Collected data entries:
++++++++
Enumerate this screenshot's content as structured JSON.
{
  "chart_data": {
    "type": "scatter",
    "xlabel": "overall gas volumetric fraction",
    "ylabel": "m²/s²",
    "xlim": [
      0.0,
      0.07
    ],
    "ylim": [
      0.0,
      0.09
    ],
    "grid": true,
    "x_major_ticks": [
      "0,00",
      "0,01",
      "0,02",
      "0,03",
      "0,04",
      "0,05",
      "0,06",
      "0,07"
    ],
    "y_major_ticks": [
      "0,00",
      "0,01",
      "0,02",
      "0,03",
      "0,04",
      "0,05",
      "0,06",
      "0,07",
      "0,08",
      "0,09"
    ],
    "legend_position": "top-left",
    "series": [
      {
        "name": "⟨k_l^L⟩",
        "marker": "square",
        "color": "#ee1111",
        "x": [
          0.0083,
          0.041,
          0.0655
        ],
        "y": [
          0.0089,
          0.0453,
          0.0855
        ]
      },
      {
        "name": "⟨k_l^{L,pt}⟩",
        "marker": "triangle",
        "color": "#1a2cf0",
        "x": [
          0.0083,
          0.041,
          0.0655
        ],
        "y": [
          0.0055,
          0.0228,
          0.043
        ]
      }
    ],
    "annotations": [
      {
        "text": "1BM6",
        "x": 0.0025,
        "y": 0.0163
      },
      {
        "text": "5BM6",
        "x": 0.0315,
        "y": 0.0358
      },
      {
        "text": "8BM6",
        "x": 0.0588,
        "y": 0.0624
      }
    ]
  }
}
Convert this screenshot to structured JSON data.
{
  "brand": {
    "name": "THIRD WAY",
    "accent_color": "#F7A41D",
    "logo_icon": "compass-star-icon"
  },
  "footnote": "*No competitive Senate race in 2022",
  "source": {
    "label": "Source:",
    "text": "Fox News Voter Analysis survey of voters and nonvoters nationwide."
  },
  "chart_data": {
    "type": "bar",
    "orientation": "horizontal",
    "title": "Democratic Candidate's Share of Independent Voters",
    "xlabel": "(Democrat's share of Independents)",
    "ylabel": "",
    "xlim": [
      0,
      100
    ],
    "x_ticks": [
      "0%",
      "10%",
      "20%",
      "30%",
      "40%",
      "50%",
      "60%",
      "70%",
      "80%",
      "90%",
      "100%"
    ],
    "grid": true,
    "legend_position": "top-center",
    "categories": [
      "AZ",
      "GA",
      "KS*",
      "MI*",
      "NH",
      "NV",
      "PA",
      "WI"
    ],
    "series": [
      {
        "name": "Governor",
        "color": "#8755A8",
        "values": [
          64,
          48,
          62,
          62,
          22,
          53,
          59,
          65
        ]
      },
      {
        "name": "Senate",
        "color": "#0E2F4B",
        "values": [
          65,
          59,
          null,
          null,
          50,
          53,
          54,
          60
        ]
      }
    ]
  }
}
++++++++
Take every line containing the word "name" and copy it.

- _COMPLETE OUTPUT_:
        "name": "⟨k_l^L⟩",
        "name": "⟨k_l^{L,pt}⟩",
    "name": "THIRD WAY",
        "name": "Governor",
        "name": "Senate",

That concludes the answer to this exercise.